## TASK INSTRUCTIONS
1. Name every organization or news outlet mentioned in the text on education funding.
2. In the text on education funding, where did Bogoro deliver the 10th anniversary lecture?

── TEXT PROVIDED

The executive secretary wants the second level of government to prioritise education and make it a first line charge in their budgets.

Bogoro, while delivering the 10th anniversary lecture of the Tai Solarin University of Education (TASUED), in Ijagun recently, lamented the funding inadequacies confronting education at all levels, especially at the senior secondary school level.

*Prof. Suleiman Bogoro...Executive Secretary, TETFUND.
*Prof. Suleiman Bogoro…Executive Secretary, TETFUND.

“In the circumstance of reality that education must be lifted to the priority ranking that it deserves, there is need for state governments to get their state assemblies to make laws that compel education budgets to be in the first line charge, but more importantly, that it is monitored patriotically by persons of impeccable integrity,” he said in a statement made available to GatewayMail by the university.

The erudite scholar also made strident case for the improvement of primary and secondary school education in Nigeria, drawing from the 1999 Constitution of the Federal Republic of Nigeria and the 2004 National policy on Education.

────
── GIVEN INFORMATION

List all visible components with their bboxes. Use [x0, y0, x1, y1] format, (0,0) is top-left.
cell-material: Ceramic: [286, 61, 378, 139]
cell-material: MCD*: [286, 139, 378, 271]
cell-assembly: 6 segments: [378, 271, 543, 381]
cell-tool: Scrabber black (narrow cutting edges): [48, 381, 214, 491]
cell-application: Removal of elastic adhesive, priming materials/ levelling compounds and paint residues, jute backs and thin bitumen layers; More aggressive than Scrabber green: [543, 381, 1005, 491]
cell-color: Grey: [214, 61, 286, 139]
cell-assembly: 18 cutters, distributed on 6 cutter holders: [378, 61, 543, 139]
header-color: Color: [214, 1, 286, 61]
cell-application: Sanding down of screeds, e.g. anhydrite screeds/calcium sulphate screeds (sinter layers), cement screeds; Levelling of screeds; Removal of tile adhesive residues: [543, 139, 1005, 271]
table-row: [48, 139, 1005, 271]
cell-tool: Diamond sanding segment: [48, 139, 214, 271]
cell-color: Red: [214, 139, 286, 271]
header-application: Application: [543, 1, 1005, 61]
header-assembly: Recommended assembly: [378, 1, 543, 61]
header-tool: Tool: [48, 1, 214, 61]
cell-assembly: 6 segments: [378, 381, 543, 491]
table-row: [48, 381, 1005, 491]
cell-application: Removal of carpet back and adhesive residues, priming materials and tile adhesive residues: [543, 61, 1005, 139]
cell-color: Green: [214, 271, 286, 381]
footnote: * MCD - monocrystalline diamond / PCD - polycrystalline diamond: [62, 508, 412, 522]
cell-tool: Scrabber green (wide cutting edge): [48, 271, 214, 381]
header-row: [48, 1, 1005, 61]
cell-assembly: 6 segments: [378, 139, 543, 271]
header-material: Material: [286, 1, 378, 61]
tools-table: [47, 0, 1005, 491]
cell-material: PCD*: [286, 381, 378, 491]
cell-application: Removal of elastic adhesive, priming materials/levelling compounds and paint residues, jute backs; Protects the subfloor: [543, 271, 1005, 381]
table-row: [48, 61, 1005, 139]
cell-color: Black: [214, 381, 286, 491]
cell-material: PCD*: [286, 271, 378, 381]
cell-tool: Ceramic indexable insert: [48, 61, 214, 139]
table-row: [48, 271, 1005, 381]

────

## ANSWERS PER TASK
1.
- Tai Solarin University of Education (TASUED)
- TETFUND
- GatewayMail

2. At the Tai Solarin University of Education (TASUED) in Ijagun.